Figure record extracts:
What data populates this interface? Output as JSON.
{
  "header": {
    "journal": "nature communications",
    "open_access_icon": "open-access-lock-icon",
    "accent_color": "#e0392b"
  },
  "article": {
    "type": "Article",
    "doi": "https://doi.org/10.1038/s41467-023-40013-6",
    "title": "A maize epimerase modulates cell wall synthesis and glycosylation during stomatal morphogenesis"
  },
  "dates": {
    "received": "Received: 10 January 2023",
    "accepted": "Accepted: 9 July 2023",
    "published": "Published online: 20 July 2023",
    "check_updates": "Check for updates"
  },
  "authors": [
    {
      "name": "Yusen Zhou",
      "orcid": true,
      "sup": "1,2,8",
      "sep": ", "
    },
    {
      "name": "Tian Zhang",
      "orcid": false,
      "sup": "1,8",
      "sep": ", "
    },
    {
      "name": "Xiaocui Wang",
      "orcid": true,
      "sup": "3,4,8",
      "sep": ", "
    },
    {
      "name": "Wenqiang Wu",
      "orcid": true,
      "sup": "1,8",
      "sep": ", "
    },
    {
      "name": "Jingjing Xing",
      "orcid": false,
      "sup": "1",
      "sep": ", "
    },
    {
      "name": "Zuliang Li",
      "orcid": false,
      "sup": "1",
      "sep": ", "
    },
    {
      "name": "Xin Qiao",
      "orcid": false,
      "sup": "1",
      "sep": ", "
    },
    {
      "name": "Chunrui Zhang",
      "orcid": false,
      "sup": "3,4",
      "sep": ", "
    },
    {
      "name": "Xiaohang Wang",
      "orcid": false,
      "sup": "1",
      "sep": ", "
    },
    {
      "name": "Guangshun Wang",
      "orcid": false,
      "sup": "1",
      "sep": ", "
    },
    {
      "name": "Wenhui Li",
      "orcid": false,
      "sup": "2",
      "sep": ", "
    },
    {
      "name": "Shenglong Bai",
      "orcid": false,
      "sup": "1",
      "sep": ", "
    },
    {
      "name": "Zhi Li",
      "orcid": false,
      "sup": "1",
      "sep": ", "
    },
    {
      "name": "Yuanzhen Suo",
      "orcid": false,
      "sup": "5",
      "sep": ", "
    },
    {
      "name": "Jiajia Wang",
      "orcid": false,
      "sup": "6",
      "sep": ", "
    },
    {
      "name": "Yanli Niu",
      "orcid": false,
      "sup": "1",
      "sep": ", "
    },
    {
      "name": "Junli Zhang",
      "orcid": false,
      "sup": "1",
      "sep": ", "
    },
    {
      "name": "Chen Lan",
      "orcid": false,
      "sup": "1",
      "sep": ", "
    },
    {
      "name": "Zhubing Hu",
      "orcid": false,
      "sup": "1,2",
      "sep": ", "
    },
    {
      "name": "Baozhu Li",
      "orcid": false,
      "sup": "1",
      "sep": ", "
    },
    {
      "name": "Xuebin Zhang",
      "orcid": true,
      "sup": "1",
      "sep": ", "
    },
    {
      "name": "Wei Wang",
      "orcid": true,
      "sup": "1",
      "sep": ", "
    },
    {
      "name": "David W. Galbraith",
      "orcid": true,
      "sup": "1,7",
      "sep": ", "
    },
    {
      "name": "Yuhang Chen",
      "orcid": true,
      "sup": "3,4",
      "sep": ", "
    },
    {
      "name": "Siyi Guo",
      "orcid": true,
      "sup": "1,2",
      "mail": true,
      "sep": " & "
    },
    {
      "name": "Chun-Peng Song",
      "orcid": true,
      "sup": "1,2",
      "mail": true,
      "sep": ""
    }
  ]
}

» **WORK INSTRUCTION**:
Tally each line above that includes "July". Reply with the total only.

» **YOUR SOLUTION**:
2